== Extracted information ==
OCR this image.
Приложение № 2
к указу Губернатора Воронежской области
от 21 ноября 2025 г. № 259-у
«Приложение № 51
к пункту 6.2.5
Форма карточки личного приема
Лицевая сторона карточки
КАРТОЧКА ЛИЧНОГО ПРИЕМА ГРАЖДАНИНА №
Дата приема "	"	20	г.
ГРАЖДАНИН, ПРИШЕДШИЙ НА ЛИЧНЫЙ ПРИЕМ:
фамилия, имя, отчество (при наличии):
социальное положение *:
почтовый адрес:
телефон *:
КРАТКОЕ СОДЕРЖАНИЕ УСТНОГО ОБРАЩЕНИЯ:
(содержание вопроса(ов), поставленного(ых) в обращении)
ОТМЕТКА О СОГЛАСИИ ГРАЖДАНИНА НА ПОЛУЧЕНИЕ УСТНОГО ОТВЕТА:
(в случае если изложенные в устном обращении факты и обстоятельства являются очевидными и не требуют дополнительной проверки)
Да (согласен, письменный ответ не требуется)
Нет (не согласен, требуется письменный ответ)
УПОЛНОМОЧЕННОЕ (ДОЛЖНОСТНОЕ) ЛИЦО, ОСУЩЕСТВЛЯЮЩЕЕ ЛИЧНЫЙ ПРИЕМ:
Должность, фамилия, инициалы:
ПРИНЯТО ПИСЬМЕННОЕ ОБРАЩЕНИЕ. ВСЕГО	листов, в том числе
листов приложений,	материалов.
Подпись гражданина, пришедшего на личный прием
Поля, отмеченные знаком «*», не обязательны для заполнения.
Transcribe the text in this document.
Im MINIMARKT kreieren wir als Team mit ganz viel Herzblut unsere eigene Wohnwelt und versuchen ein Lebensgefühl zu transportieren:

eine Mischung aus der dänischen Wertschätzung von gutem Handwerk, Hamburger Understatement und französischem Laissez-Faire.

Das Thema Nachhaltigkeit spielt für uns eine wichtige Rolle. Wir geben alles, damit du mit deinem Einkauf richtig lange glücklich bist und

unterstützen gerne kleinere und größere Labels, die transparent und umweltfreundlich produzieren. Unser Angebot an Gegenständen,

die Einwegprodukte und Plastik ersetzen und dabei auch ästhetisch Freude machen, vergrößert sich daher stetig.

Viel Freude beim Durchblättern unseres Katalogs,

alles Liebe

==

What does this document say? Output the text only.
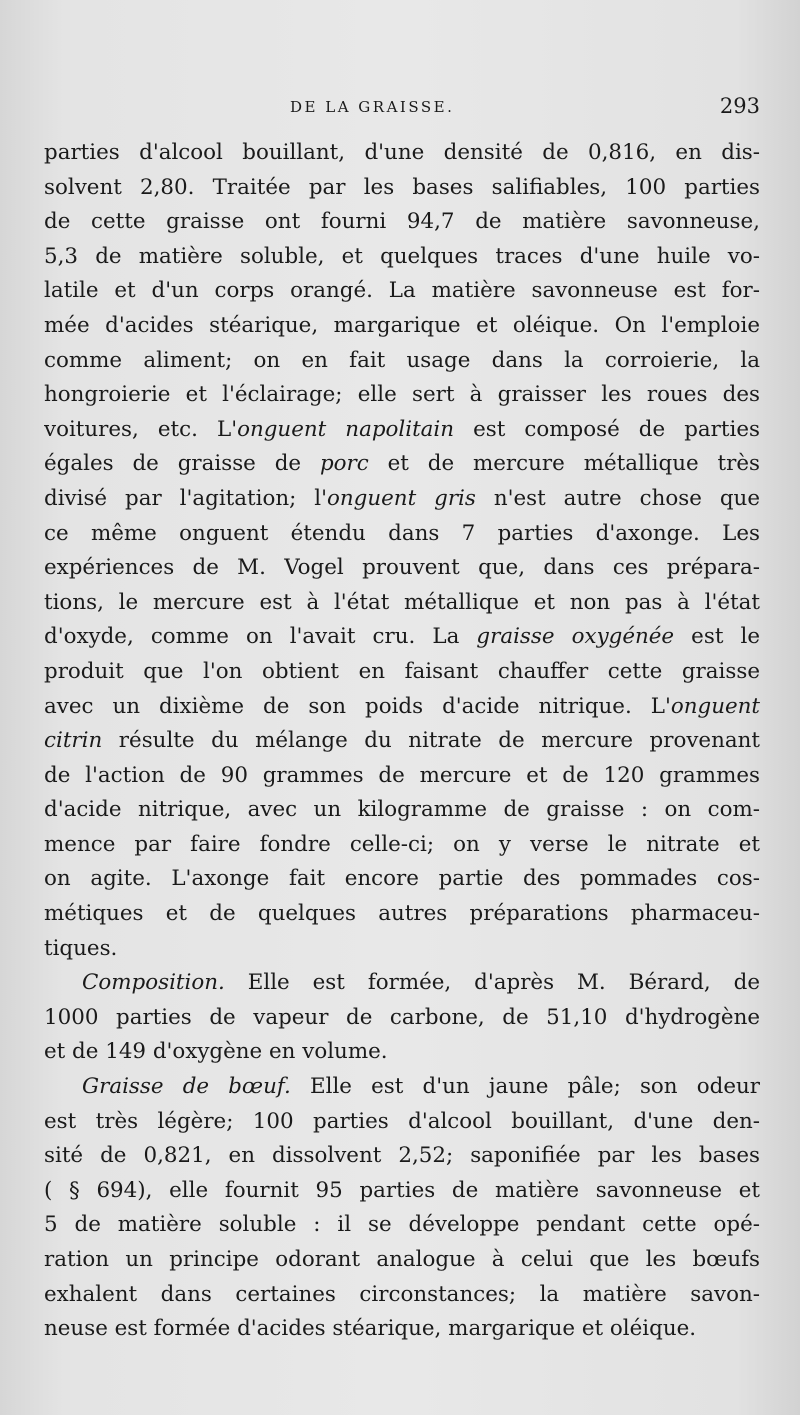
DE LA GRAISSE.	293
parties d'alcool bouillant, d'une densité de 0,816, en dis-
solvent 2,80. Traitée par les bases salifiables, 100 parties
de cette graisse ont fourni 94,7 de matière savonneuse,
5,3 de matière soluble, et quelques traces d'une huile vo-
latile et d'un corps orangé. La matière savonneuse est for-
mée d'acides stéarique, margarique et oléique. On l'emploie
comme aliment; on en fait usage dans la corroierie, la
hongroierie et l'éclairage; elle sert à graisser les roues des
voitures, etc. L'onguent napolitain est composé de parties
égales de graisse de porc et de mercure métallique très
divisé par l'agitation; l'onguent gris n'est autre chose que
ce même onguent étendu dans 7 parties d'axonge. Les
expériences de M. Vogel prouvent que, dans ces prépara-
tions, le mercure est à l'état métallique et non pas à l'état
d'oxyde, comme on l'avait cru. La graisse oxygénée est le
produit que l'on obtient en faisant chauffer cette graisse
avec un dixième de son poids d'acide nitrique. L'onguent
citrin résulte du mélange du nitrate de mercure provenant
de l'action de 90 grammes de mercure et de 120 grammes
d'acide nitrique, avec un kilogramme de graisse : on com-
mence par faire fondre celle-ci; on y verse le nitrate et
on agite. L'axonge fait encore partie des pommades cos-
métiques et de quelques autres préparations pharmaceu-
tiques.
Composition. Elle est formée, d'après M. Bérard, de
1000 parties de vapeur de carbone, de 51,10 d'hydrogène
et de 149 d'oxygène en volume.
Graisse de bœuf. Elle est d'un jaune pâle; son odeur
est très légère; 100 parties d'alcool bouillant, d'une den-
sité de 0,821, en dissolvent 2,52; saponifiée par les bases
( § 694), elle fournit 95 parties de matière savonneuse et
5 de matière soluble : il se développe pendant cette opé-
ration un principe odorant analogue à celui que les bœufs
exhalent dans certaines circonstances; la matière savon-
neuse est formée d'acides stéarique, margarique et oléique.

* * *

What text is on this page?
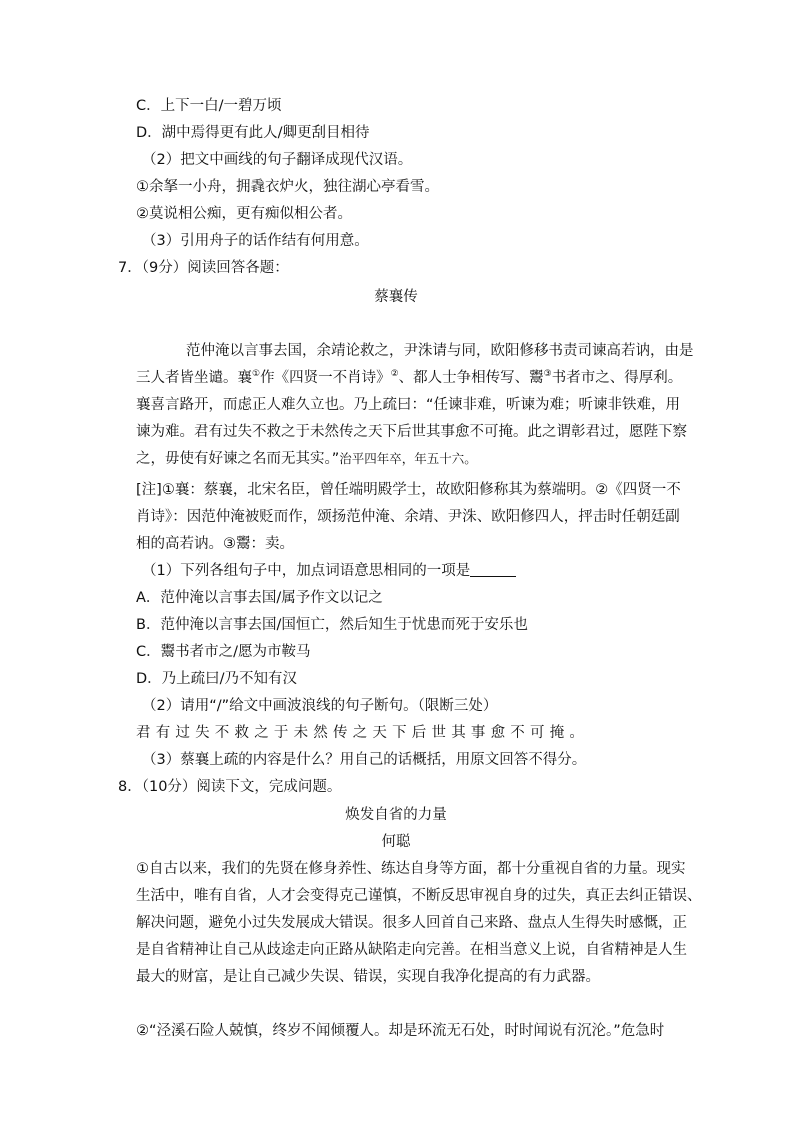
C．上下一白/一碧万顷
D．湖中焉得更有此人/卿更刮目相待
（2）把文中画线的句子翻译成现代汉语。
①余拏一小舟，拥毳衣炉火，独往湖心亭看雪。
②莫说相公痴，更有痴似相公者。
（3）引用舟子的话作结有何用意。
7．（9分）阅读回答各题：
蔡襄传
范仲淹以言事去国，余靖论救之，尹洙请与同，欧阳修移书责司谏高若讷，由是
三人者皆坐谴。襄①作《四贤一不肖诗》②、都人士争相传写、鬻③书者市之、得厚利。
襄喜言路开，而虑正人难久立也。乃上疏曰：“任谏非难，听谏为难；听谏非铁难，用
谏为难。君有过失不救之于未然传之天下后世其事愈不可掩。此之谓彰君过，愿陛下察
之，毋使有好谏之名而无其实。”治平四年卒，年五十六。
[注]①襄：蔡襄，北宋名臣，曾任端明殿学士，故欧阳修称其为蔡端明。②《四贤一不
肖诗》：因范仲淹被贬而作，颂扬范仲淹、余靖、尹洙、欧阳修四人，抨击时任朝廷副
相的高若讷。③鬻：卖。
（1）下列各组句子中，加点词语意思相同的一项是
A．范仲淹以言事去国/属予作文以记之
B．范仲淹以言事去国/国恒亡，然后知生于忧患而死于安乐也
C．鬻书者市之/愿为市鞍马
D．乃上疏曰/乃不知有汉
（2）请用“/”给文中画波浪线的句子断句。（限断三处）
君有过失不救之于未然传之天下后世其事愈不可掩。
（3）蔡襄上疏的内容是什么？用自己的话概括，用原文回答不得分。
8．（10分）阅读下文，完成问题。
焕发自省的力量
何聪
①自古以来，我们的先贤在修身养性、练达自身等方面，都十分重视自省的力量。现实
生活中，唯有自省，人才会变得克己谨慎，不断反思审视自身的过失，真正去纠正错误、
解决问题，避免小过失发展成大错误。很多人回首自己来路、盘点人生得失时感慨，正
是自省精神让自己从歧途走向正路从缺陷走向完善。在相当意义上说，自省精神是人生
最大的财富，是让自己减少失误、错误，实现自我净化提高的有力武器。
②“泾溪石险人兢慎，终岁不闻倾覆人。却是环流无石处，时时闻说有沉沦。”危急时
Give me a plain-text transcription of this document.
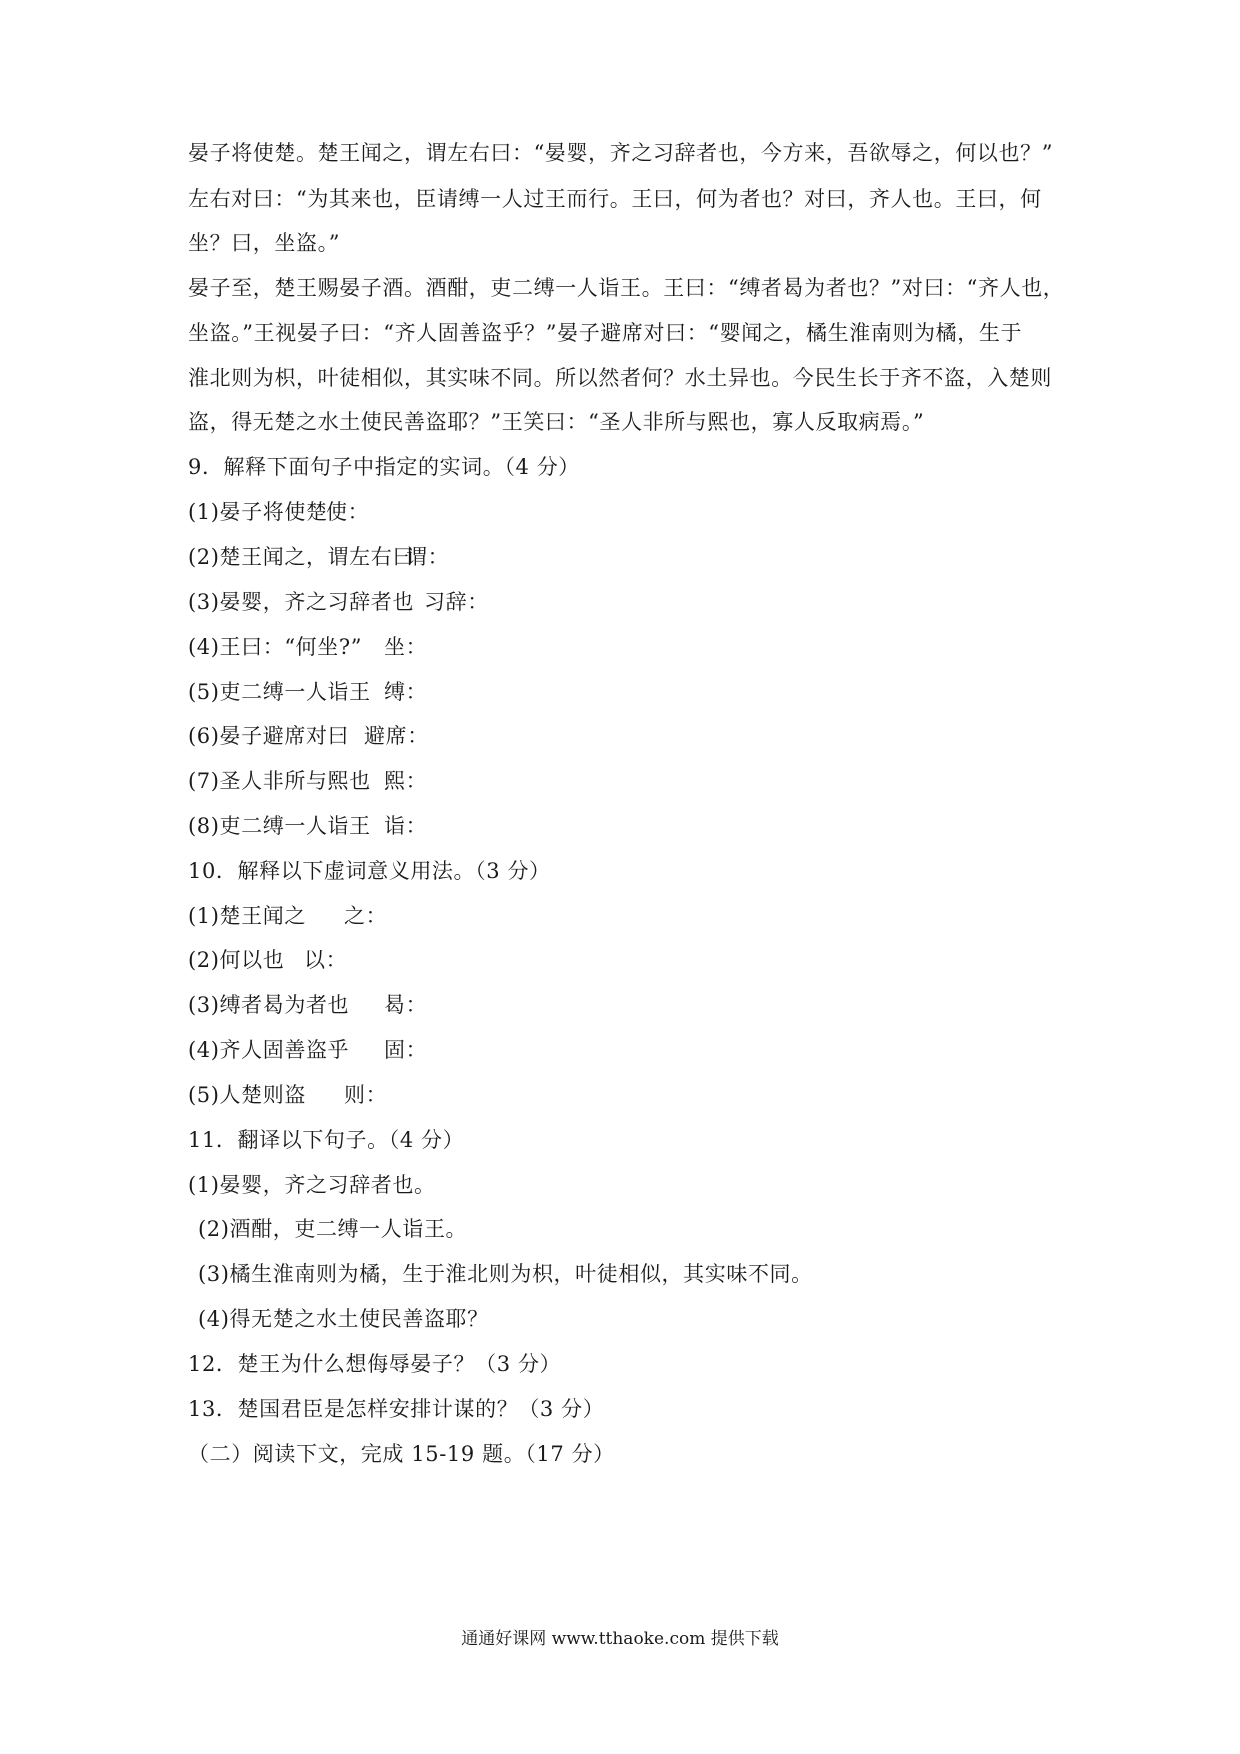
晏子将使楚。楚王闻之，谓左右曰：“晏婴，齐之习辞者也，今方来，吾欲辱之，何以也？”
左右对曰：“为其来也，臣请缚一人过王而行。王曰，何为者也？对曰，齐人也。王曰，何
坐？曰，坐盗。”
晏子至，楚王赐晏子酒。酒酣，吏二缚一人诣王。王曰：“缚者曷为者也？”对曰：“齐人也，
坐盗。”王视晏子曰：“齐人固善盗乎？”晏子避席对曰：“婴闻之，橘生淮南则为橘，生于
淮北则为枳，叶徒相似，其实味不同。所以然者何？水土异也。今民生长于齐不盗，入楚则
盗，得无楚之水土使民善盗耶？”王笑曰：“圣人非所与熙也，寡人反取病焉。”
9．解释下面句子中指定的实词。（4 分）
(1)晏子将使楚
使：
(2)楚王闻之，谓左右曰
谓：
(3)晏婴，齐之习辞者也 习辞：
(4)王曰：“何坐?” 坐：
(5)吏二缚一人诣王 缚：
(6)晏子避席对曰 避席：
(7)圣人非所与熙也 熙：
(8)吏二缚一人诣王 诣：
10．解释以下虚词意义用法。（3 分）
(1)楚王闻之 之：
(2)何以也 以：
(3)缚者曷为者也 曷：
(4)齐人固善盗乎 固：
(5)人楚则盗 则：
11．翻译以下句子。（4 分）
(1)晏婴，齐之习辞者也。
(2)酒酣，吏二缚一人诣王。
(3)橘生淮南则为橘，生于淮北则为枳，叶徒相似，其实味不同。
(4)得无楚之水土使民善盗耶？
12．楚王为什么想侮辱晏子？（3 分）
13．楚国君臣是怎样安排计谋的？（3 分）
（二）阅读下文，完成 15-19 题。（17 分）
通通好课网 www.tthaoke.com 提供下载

== Task prompt ==
In the entries above, find each line with the word "stéarique" and copy it.

== Written answer ==
mée d'acides stéarique, margarique et oléique. On l'emploie
neuse est formée d'acides stéarique, margarique et oléique.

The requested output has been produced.